**Given request:** Give the listing again in full, exactly as written.

* BEGIN *

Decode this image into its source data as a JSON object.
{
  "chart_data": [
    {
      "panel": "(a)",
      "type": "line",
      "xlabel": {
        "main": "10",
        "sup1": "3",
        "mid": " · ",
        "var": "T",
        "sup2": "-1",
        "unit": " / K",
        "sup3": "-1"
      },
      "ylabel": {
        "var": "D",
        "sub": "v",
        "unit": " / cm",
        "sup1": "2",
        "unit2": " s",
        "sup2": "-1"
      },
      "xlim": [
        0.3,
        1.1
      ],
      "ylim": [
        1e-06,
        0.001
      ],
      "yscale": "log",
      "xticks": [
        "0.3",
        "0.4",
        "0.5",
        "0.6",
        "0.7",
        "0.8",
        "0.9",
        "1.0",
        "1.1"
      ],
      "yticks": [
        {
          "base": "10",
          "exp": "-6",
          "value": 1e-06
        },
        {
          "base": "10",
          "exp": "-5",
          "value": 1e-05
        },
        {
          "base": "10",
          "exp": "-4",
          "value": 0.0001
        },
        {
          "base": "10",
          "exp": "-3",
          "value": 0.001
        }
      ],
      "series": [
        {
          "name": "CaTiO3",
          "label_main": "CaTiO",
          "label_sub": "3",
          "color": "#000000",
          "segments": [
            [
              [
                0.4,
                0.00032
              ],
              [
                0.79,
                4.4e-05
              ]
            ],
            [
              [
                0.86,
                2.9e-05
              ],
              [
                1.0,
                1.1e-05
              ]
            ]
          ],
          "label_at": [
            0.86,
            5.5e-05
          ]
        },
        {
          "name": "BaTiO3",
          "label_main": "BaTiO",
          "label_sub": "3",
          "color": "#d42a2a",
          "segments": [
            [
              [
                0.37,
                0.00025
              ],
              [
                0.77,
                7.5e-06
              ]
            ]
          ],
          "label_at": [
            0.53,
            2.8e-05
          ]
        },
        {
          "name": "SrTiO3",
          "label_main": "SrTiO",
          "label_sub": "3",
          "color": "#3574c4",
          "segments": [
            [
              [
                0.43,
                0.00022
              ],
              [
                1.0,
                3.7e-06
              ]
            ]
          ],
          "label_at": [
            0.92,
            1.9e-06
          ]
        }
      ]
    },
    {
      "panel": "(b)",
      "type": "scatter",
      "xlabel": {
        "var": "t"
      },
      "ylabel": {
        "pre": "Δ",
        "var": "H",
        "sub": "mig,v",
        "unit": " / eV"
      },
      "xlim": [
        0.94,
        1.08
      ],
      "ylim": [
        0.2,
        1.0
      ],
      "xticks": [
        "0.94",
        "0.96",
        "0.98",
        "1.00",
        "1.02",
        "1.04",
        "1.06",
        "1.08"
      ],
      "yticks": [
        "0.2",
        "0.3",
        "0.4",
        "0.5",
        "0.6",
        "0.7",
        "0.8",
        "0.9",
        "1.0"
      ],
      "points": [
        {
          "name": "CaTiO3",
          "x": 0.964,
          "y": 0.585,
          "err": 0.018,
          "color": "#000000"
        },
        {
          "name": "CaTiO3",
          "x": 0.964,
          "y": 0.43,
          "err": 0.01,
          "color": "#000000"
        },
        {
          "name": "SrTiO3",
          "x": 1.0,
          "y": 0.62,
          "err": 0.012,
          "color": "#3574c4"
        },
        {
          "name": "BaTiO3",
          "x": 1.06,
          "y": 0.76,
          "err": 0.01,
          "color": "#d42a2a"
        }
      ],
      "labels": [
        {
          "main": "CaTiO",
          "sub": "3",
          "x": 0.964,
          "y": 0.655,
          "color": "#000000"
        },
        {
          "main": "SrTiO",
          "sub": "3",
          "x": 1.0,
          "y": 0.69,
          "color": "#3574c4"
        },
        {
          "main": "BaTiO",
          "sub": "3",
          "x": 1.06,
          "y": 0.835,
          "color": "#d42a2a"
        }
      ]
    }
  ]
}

* END *

**Task result:**
Decode this image into its source data as a JSON object.
{
  "chart_data": [
    {
      "panel": "(a)",
      "type": "line",
      "xlabel": {
        "main": "10",
        "sup1": "3",
        "mid": " · ",
        "var": "T",
        "sup2": "-1",
        "unit": " / K",
        "sup3": "-1"
      },
      "ylabel": {
        "var": "D",
        "sub": "v",
        "unit": " / cm",
        "sup1": "2",
        "unit2": " s",
        "sup2": "-1"
      },
      "xlim": [
        0.3,
        1.1
      ],
      "ylim": [
        1e-06,
        0.001
      ],
      "yscale": "log",
      "xticks": [
        "0.3",
        "0.4",
        "0.5",
        "0.6",
        "0.7",
        "0.8",
        "0.9",
        "1.0",
        "1.1"
      ],
      "yticks": [
        {
          "base": "10",
          "exp": "-6",
          "value": 1e-06
        },
        {
          "base": "10",
          "exp": "-5",
          "value": 1e-05
        },
        {
          "base": "10",
          "exp": "-4",
          "value": 0.0001
        },
        {
          "base": "10",
          "exp": "-3",
          "value": 0.001
        }
      ],
      "series": [
        {
          "name": "CaTiO3",
          "label_main": "CaTiO",
          "label_sub": "3",
          "color": "#000000",
          "segments": [
            [
              [
                0.4,
                0.00032
              ],
              [
                0.79,
                4.4e-05
              ]
            ],
            [
              [
                0.86,
                2.9e-05
              ],
              [
                1.0,
                1.1e-05
              ]
            ]
          ],
          "label_at": [
            0.86,
            5.5e-05
          ]
        },
        {
          "name": "BaTiO3",
          "label_main": "BaTiO",
          "label_sub": "3",
          "color": "#d42a2a",
          "segments": [
            [
              [
                0.37,
                0.00025
              ],
              [
                0.77,
                7.5e-06
              ]
            ]
          ],
          "label_at": [
            0.53,
            2.8e-05
          ]
        },
        {
          "name": "SrTiO3",
          "label_main": "SrTiO",
          "label_sub": "3",
          "color": "#3574c4",
          "segments": [
            [
              [
                0.43,
                0.00022
              ],
              [
                1.0,
                3.7e-06
              ]
            ]
          ],
          "label_at": [
            0.92,
            1.9e-06
          ]
        }
      ]
    },
    {
      "panel": "(b)",
      "type": "scatter",
      "xlabel": {
        "var": "t"
      },
      "ylabel": {
        "pre": "Δ",
        "var": "H",
        "sub": "mig,v",
        "unit": " / eV"
      },
      "xlim": [
        0.94,
        1.08
      ],
      "ylim": [
        0.2,
        1.0
      ],
      "xticks": [
        "0.94",
        "0.96",
        "0.98",
        "1.00",
        "1.02",
        "1.04",
        "1.06",
        "1.08"
      ],
      "yticks": [
        "0.2",
        "0.3",
        "0.4",
        "0.5",
        "0.6",
        "0.7",
        "0.8",
        "0.9",
        "1.0"
      ],
      "points": [
        {
          "name": "CaTiO3",
          "x": 0.964,
          "y": 0.585,
          "err": 0.018,
          "color": "#000000"
        },
        {
          "name": "CaTiO3",
          "x": 0.964,
          "y": 0.43,
          "err": 0.01,
          "color": "#000000"
        },
        {
          "name": "SrTiO3",
          "x": 1.0,
          "y": 0.62,
          "err": 0.012,
          "color": "#3574c4"
        },
        {
          "name": "BaTiO3",
          "x": 1.06,
          "y": 0.76,
          "err": 0.01,
          "color": "#d42a2a"
        }
      ],
      "labels": [
        {
          "main": "CaTiO",
          "sub": "3",
          "x": 0.964,
          "y": 0.655,
          "color": "#000000"
        },
        {
          "main": "SrTiO",
          "sub": "3",
          "x": 1.0,
          "y": 0.69,
          "color": "#3574c4"
        },
        {
          "main": "BaTiO",
          "sub": "3",
          "x": 1.06,
          "y": 0.835,
          "color": "#d42a2a"
        }
      ]
    }
  ]
}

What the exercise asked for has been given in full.